DATA PROVIDED:

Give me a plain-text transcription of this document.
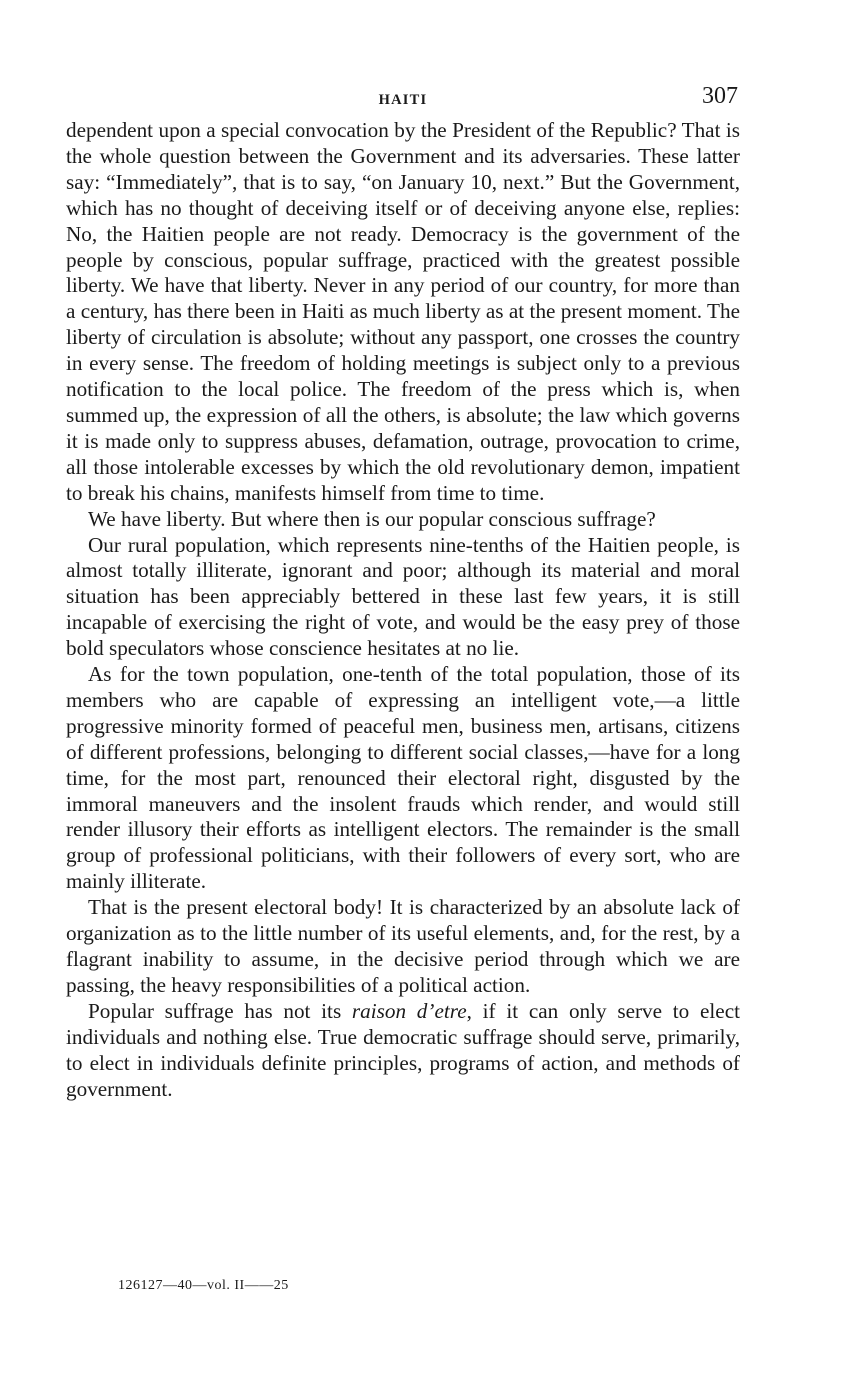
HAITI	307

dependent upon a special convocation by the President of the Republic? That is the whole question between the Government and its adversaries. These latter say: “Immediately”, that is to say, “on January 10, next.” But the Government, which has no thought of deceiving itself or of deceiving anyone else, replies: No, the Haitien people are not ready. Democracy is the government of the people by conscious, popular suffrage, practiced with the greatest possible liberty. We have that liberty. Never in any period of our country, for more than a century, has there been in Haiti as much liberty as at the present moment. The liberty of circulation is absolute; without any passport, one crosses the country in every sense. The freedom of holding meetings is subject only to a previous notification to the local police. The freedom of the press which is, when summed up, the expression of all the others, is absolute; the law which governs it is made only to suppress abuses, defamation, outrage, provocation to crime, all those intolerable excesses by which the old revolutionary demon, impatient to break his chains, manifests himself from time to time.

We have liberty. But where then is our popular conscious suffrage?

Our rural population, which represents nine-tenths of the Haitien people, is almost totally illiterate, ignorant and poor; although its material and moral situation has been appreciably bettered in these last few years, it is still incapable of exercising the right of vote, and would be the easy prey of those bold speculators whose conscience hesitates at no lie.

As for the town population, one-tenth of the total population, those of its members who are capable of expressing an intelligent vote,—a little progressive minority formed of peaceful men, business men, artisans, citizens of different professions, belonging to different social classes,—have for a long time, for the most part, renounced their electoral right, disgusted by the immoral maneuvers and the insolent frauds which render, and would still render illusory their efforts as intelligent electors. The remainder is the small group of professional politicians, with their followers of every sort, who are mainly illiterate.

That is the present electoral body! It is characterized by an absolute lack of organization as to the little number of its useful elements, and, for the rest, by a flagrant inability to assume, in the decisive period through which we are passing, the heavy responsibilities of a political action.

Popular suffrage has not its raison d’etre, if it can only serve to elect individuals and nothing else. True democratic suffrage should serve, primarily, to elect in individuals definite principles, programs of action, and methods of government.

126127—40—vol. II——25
==
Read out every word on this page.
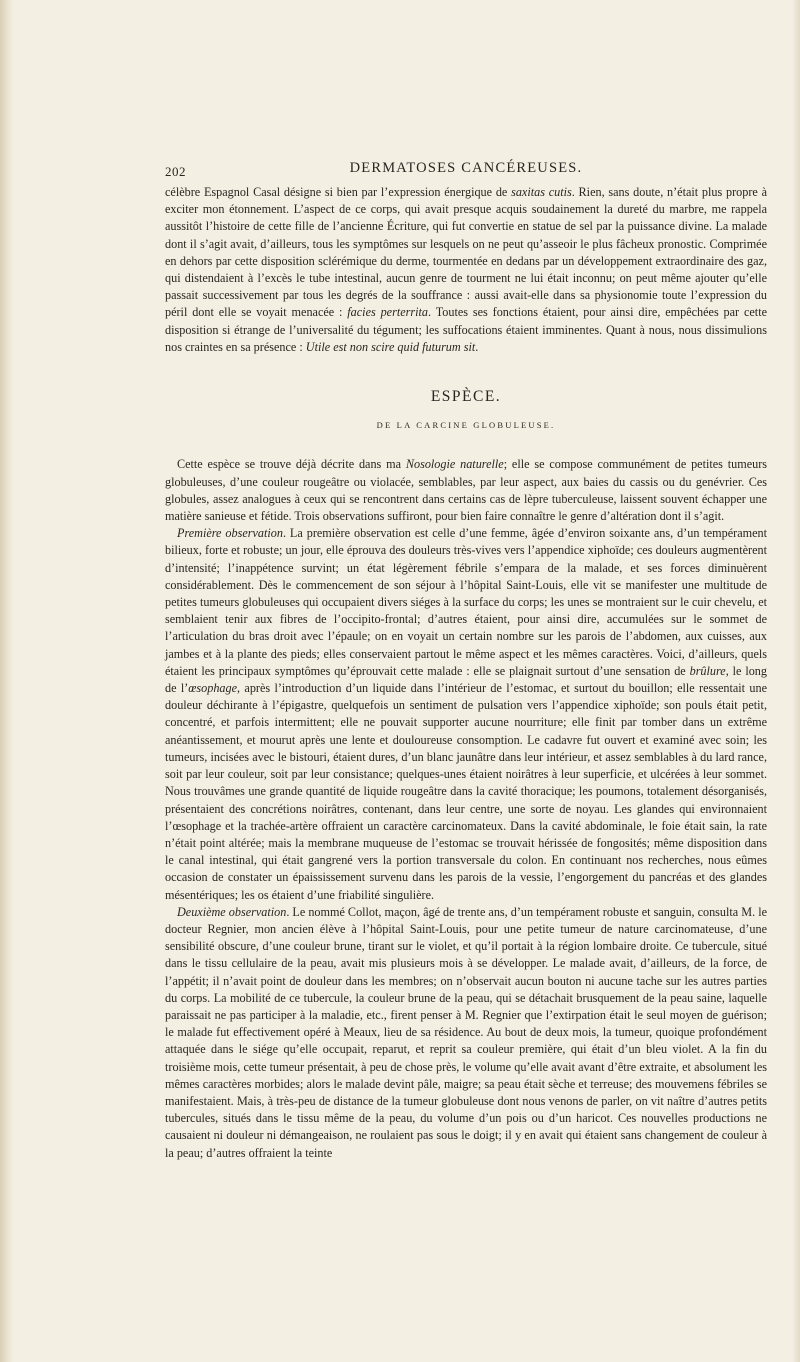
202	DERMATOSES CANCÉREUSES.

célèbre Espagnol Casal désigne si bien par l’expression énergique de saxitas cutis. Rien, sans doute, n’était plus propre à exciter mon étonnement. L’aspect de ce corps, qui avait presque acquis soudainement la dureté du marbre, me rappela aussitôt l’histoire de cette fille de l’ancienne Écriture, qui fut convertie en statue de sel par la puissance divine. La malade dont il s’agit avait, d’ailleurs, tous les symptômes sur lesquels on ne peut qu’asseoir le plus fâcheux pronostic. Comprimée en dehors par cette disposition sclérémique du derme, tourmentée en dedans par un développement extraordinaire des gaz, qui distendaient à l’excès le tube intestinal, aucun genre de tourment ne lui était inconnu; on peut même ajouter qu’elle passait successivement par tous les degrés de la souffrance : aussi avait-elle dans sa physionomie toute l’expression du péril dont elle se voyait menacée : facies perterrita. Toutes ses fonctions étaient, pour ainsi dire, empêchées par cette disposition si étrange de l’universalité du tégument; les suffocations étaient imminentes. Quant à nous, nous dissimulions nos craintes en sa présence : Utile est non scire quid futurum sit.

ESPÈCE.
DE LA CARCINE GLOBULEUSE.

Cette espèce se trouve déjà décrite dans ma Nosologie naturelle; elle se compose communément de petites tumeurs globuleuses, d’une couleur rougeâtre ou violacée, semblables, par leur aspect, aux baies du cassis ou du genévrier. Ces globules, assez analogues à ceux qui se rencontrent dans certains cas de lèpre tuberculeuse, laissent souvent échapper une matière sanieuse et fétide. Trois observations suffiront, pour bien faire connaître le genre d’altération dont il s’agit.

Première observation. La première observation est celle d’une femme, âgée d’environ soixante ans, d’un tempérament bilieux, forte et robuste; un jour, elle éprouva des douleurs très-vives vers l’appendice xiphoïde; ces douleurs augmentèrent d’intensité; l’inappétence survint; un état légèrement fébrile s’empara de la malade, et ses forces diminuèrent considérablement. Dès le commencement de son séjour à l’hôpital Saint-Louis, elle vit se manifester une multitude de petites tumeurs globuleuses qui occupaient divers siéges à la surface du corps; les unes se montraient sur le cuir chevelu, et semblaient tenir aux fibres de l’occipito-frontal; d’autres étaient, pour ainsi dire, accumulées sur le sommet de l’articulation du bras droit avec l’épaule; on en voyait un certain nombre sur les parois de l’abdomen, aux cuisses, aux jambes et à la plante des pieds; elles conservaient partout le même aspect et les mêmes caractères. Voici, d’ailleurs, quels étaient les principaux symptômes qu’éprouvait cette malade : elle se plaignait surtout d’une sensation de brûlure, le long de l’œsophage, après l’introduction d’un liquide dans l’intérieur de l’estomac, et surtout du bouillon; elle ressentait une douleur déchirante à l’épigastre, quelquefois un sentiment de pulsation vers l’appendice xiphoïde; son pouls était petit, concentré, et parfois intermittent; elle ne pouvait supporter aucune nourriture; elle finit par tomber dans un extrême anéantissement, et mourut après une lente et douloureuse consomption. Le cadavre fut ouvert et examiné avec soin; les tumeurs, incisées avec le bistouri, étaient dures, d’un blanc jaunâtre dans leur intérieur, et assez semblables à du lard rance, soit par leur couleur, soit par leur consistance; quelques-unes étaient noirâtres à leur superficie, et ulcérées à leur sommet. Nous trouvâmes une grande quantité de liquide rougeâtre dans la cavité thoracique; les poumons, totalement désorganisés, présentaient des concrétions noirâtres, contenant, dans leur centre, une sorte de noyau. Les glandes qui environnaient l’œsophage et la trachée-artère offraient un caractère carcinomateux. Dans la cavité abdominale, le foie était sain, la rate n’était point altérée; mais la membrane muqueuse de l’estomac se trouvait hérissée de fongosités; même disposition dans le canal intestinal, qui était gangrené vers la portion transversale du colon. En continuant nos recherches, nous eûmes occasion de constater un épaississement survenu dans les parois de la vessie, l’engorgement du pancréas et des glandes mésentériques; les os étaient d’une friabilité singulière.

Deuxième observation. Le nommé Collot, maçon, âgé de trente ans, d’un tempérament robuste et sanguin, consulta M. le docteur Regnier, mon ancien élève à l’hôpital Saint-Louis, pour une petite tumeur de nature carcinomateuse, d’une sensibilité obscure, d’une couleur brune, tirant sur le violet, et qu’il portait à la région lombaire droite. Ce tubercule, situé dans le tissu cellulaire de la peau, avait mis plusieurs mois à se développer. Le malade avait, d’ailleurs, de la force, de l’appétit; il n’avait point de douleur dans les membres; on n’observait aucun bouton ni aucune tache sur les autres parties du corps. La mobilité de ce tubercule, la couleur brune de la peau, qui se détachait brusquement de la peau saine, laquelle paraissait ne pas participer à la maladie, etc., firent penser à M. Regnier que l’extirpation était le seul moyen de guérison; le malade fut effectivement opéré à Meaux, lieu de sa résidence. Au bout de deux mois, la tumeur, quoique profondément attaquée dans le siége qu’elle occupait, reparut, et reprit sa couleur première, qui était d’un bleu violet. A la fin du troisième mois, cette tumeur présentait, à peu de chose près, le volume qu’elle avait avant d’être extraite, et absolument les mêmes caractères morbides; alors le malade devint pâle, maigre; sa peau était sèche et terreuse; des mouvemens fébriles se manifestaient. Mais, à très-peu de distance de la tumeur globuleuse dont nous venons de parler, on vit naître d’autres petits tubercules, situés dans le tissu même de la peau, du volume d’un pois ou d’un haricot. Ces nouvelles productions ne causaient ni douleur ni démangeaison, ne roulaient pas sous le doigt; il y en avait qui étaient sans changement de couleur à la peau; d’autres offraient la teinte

STATED EXERCISE:
Where a line holds the string "this", copy that line.

FULL RESPONSE:
Give me a plain-text transcription of this document.
Read out every word on this page.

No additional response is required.